To do - Every entry needs to be printed exactly, please.

Given data -
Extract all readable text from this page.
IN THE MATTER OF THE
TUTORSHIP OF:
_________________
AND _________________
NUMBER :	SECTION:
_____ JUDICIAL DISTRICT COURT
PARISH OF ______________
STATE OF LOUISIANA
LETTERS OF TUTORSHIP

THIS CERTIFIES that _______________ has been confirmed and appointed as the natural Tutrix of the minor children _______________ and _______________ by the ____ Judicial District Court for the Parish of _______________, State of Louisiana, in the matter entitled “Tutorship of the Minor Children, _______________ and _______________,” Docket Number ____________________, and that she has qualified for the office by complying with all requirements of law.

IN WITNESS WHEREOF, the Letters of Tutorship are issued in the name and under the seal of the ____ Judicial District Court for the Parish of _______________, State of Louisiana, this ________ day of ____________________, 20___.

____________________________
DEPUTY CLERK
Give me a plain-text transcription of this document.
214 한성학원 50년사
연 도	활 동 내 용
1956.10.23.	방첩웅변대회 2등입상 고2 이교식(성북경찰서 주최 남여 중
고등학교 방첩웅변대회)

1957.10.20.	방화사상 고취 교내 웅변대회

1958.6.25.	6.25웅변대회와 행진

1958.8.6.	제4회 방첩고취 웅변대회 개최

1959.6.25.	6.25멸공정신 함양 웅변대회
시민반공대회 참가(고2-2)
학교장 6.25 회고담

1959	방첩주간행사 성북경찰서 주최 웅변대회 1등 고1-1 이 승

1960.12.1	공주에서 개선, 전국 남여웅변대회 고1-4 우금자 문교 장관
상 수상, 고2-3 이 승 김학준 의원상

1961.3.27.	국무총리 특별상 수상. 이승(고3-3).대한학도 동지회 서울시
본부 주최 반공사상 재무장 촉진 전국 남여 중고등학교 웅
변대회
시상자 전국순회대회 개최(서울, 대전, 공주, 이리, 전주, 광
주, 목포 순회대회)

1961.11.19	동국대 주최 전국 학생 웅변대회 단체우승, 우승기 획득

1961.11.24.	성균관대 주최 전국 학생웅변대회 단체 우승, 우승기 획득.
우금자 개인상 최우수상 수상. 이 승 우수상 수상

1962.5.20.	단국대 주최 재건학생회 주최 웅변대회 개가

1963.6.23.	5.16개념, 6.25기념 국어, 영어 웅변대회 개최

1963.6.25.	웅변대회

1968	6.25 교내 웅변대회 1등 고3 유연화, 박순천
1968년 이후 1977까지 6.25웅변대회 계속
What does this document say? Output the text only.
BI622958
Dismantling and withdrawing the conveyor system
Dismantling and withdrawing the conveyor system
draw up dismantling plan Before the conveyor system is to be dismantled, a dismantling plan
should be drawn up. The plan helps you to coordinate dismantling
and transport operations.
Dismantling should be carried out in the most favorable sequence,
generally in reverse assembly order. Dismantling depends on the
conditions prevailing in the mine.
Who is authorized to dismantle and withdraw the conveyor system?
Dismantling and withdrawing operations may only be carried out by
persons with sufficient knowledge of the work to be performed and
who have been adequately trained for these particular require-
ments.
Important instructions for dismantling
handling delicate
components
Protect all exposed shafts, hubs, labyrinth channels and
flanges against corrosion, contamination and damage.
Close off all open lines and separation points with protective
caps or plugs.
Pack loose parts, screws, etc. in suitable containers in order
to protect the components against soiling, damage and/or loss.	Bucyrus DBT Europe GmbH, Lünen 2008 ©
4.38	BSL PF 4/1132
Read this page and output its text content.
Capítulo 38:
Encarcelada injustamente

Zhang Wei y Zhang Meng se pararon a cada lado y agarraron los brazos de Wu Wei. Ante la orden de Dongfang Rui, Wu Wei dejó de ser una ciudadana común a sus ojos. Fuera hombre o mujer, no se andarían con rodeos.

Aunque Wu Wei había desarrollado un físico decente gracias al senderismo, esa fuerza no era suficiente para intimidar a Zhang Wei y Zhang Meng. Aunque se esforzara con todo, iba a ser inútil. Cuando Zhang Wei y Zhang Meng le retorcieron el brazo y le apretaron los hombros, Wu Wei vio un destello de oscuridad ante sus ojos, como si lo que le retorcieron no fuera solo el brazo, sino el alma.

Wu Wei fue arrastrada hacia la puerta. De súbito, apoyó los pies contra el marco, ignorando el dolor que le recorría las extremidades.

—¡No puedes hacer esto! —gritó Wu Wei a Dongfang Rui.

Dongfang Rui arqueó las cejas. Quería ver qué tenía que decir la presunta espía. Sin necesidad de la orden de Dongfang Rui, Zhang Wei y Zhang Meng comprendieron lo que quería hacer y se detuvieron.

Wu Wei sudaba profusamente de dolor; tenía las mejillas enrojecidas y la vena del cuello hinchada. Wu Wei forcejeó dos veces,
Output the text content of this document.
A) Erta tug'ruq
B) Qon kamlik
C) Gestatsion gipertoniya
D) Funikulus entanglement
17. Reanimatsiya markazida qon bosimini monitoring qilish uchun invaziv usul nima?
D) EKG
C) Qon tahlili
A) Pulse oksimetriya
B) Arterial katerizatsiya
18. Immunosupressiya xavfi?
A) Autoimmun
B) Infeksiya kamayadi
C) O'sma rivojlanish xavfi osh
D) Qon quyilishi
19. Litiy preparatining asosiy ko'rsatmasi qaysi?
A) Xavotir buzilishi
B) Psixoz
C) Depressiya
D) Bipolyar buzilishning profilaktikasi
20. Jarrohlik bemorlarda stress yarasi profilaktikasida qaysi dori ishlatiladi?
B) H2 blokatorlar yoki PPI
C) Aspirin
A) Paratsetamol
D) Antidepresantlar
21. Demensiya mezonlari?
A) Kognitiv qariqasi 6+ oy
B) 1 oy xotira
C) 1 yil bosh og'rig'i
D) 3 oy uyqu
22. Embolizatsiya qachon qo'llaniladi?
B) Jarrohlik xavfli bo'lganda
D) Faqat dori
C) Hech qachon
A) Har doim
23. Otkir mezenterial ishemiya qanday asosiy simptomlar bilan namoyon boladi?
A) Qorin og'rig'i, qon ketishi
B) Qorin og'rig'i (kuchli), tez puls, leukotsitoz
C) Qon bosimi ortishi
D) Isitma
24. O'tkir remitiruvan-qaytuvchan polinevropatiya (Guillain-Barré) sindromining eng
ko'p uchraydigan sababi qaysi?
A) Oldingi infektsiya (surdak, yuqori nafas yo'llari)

Answer for this exercise -
Extract all readable text from this page.
IN THE MATTER OF THE
TUTORSHIP OF:
_________________
AND _________________
NUMBER :	SECTION:
_____ JUDICIAL DISTRICT COURT
PARISH OF ______________
STATE OF LOUISIANA
LETTERS OF TUTORSHIP

THIS CERTIFIES that _______________ has been confirmed and appointed as the natural Tutrix of the minor children _______________ and _______________ by the ____ Judicial District Court for the Parish of _______________, State of Louisiana, in the matter entitled “Tutorship of the Minor Children, _______________ and _______________,” Docket Number ____________________, and that she has qualified for the office by complying with all requirements of law.

IN WITNESS WHEREOF, the Letters of Tutorship are issued in the name and under the seal of the ____ Judicial District Court for the Parish of _______________, State of Louisiana, this ________ day of ____________________, 20___.

____________________________
DEPUTY CLERK
Give me a plain-text transcription of this document.
214 한성학원 50년사
연 도	활 동 내 용
1956.10.23.	방첩웅변대회 2등입상 고2 이교식(성북경찰서 주최 남여 중
고등학교 방첩웅변대회)

1957.10.20.	방화사상 고취 교내 웅변대회

1958.6.25.	6.25웅변대회와 행진

1958.8.6.	제4회 방첩고취 웅변대회 개최

1959.6.25.	6.25멸공정신 함양 웅변대회
시민반공대회 참가(고2-2)
학교장 6.25 회고담

1959	방첩주간행사 성북경찰서 주최 웅변대회 1등 고1-1 이 승

1960.12.1	공주에서 개선, 전국 남여웅변대회 고1-4 우금자 문교 장관
상 수상, 고2-3 이 승 김학준 의원상

1961.3.27.	국무총리 특별상 수상. 이승(고3-3).대한학도 동지회 서울시
본부 주최 반공사상 재무장 촉진 전국 남여 중고등학교 웅
변대회
시상자 전국순회대회 개최(서울, 대전, 공주, 이리, 전주, 광
주, 목포 순회대회)

1961.11.19	동국대 주최 전국 학생 웅변대회 단체우승, 우승기 획득

1961.11.24.	성균관대 주최 전국 학생웅변대회 단체 우승, 우승기 획득.
우금자 개인상 최우수상 수상. 이 승 우수상 수상

1962.5.20.	단국대 주최 재건학생회 주최 웅변대회 개가

1963.6.23.	5.16개념, 6.25기념 국어, 영어 웅변대회 개최

1963.6.25.	웅변대회

1968	6.25 교내 웅변대회 1등 고3 유연화, 박순천
1968년 이후 1977까지 6.25웅변대회 계속
What does this document say? Output the text only.
BI622958
Dismantling and withdrawing the conveyor system
Dismantling and withdrawing the conveyor system
draw up dismantling plan Before the conveyor system is to be dismantled, a dismantling plan
should be drawn up. The plan helps you to coordinate dismantling
and transport operations.
Dismantling should be carried out in the most favorable sequence,
generally in reverse assembly order. Dismantling depends on the
conditions prevailing in the mine.
Who is authorized to dismantle and withdraw the conveyor system?
Dismantling and withdrawing operations may only be carried out by
persons with sufficient knowledge of the work to be performed and
who have been adequately trained for these particular require-
ments.
Important instructions for dismantling
handling delicate
components
Protect all exposed shafts, hubs, labyrinth channels and
flanges against corrosion, contamination and damage.
Close off all open lines and separation points with protective
caps or plugs.
Pack loose parts, screws, etc. in suitable containers in order
to protect the components against soiling, damage and/or loss.	Bucyrus DBT Europe GmbH, Lünen 2008 ©
4.38	BSL PF 4/1132
Read this page and output its text content.
Capítulo 38:
Encarcelada injustamente

Zhang Wei y Zhang Meng se pararon a cada lado y agarraron los brazos de Wu Wei. Ante la orden de Dongfang Rui, Wu Wei dejó de ser una ciudadana común a sus ojos. Fuera hombre o mujer, no se andarían con rodeos.

Aunque Wu Wei había desarrollado un físico decente gracias al senderismo, esa fuerza no era suficiente para intimidar a Zhang Wei y Zhang Meng. Aunque se esforzara con todo, iba a ser inútil. Cuando Zhang Wei y Zhang Meng le retorcieron el brazo y le apretaron los hombros, Wu Wei vio un destello de oscuridad ante sus ojos, como si lo que le retorcieron no fuera solo el brazo, sino el alma.

Wu Wei fue arrastrada hacia la puerta. De súbito, apoyó los pies contra el marco, ignorando el dolor que le recorría las extremidades.

—¡No puedes hacer esto! —gritó Wu Wei a Dongfang Rui.

Dongfang Rui arqueó las cejas. Quería ver qué tenía que decir la presunta espía. Sin necesidad de la orden de Dongfang Rui, Zhang Wei y Zhang Meng comprendieron lo que quería hacer y se detuvieron.

Wu Wei sudaba profusamente de dolor; tenía las mejillas enrojecidas y la vena del cuello hinchada. Wu Wei forcejeó dos veces,
Output the text content of this document.
A) Erta tug'ruq
B) Qon kamlik
C) Gestatsion gipertoniya
D) Funikulus entanglement
17. Reanimatsiya markazida qon bosimini monitoring qilish uchun invaziv usul nima?
D) EKG
C) Qon tahlili
A) Pulse oksimetriya
B) Arterial katerizatsiya
18. Immunosupressiya xavfi?
A) Autoimmun
B) Infeksiya kamayadi
C) O'sma rivojlanish xavfi osh
D) Qon quyilishi
19. Litiy preparatining asosiy ko'rsatmasi qaysi?
A) Xavotir buzilishi
B) Psixoz
C) Depressiya
D) Bipolyar buzilishning profilaktikasi
20. Jarrohlik bemorlarda stress yarasi profilaktikasida qaysi dori ishlatiladi?
B) H2 blokatorlar yoki PPI
C) Aspirin
A) Paratsetamol
D) Antidepresantlar
21. Demensiya mezonlari?
A) Kognitiv qariqasi 6+ oy
B) 1 oy xotira
C) 1 yil bosh og'rig'i
D) 3 oy uyqu
22. Embolizatsiya qachon qo'llaniladi?
B) Jarrohlik xavfli bo'lganda
D) Faqat dori
C) Hech qachon
A) Har doim
23. Otkir mezenterial ishemiya qanday asosiy simptomlar bilan namoyon boladi?
A) Qorin og'rig'i, qon ketishi
B) Qorin og'rig'i (kuchli), tez puls, leukotsitoz
C) Qon bosimi ortishi
D) Isitma
24. O'tkir remitiruvan-qaytuvchan polinevropatiya (Guillain-Barré) sindromining eng
ko'p uchraydigan sababi qaysi?
A) Oldingi infektsiya (surdak, yuqori nafas yo'llari)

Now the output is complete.